_提示文_:
25年ぶりに復帰した実家のスナックのチーママ稼業からの帰り道、最終電車に揺られながら窓際に映る自分の顔が恥ずかしかった。

こんなことならもっとお手入れしておけば良かった。
なんだよこのほうれい線・・・


それだけじゃない。
少し泣いてしまったから、目が腫れ気味なのもある。

休職中の会社から、公的医療保証(傷病手当)満了の通知と、退職届が送られてきた。

なぜか会社が雇ったであろう代理弁護士を通じてだった。

何か言われたら困ることでもあるのだろうか。どちらにせよ、復帰できる状態ではないことは自身がよく分かっている。

約20年お世話になった。
今は亡き創業者である会長には、本当に良くして頂いた。

この会社にパートとして雇われなかったら、子供や家族を生かす事も、学校へ通わせる事も、亡くなった夫の治療費の捻出も出来なかったことへの感謝と共に、退職金は規定によりゼロという言葉に現実を突きつけられた。

仕事が中心だった20年は、退職届という紙切れ一枚で、あっけなく幕を閉じた。

無情という言葉がよく似合う。

大事なのはその先だという意識の高い言葉を平気で人に向けるくせに、その時は20年の間に起こったいいことや悪いことを思い出しながら、どうにもやるせなくて、泣いた。

_データ抜粋_:

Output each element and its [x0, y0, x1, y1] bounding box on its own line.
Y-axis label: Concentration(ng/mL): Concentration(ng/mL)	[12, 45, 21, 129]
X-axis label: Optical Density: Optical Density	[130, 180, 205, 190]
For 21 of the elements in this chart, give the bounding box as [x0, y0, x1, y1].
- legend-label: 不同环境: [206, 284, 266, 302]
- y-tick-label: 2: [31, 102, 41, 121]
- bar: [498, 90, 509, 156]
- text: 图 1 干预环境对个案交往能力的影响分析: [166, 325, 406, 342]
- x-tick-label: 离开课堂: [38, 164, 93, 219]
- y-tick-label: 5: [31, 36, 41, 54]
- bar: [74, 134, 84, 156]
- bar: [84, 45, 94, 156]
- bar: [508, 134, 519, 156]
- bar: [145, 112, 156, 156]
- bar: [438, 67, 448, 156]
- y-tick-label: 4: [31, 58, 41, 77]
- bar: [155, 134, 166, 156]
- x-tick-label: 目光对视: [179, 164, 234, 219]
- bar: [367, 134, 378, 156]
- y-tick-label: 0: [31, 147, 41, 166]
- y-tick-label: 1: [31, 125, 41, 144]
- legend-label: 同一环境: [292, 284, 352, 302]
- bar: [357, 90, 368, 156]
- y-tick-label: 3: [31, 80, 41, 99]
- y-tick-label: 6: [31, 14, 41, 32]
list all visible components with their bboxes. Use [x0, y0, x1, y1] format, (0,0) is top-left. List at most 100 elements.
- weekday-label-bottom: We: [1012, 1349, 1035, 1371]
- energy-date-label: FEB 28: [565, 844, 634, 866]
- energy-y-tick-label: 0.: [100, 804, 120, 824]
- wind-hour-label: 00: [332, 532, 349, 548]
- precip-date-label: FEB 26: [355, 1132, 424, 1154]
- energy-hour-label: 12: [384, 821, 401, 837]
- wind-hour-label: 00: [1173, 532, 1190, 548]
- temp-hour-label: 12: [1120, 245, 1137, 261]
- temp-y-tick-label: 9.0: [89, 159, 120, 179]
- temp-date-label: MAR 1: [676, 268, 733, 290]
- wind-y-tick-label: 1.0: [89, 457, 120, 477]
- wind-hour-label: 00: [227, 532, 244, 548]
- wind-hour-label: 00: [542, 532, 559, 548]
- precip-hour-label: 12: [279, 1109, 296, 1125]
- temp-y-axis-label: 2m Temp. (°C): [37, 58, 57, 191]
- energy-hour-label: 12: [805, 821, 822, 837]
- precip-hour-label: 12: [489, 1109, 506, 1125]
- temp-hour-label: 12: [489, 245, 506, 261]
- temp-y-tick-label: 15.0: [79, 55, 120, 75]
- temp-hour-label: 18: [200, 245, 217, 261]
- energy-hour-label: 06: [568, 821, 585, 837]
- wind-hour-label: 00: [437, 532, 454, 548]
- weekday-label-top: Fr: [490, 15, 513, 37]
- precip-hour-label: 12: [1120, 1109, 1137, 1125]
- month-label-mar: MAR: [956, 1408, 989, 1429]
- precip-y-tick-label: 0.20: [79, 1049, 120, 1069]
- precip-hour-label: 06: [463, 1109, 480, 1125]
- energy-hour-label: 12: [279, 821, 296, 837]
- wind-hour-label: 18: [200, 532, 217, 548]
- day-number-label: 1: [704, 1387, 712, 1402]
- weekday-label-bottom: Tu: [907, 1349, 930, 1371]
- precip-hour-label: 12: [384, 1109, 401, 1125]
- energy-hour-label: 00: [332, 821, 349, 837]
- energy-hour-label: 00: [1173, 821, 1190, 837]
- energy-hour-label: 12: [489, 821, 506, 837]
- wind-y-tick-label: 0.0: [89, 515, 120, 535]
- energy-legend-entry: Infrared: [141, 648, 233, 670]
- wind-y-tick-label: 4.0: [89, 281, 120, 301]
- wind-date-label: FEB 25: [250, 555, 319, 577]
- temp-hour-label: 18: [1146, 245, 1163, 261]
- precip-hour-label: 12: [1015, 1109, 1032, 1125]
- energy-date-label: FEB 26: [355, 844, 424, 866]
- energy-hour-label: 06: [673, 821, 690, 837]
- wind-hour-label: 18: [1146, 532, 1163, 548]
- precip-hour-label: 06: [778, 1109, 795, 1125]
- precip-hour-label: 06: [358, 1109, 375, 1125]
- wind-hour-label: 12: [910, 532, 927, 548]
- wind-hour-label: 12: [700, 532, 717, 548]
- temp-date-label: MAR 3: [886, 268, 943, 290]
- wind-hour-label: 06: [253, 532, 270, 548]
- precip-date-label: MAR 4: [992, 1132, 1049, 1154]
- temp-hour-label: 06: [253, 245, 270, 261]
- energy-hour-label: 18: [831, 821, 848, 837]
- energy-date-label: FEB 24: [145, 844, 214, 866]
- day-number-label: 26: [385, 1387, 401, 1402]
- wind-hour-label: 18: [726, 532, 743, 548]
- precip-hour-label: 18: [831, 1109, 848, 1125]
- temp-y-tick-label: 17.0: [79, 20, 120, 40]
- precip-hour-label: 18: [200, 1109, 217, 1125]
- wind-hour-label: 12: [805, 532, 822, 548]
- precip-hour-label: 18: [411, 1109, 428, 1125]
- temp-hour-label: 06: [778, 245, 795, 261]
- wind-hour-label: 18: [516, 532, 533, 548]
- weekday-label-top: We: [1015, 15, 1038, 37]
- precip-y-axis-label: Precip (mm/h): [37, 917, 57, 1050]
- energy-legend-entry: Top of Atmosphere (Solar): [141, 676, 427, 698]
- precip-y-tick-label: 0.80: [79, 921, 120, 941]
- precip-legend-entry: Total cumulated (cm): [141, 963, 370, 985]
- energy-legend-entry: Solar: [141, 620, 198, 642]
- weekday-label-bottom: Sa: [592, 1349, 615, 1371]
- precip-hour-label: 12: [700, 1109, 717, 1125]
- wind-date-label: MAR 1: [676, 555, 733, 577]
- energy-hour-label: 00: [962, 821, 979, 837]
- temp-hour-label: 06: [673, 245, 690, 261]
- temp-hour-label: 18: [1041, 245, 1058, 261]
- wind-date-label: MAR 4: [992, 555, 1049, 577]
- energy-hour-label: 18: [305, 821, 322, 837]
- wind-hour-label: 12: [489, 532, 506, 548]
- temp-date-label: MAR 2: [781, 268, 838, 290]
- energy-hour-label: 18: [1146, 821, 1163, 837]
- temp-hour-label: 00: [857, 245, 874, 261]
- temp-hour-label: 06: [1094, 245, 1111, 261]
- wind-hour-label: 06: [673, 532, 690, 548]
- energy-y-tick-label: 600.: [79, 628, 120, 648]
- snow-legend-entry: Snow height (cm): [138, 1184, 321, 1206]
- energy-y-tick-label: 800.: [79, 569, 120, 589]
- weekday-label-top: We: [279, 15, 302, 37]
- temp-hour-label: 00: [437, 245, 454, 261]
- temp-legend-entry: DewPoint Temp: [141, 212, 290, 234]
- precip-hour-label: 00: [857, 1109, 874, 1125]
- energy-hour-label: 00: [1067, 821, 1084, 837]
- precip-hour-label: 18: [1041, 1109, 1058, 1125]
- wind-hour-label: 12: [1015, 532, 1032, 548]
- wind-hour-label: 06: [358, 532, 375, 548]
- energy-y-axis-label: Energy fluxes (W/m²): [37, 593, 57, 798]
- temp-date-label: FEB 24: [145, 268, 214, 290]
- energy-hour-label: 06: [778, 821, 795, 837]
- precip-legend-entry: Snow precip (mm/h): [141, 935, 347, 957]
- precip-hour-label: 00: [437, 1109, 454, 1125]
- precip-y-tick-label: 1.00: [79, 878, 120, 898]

_問題_: 提示文の「仕事が中心だった20年は、退職届という紙切れ一枚で、あっけなく幕を閉じた。」という一文を英語に訳すとどうなりますか。

_解答_: The twenty years that had revolved around work came to an abrupt end with a single scrap of paper, a letter of resignation.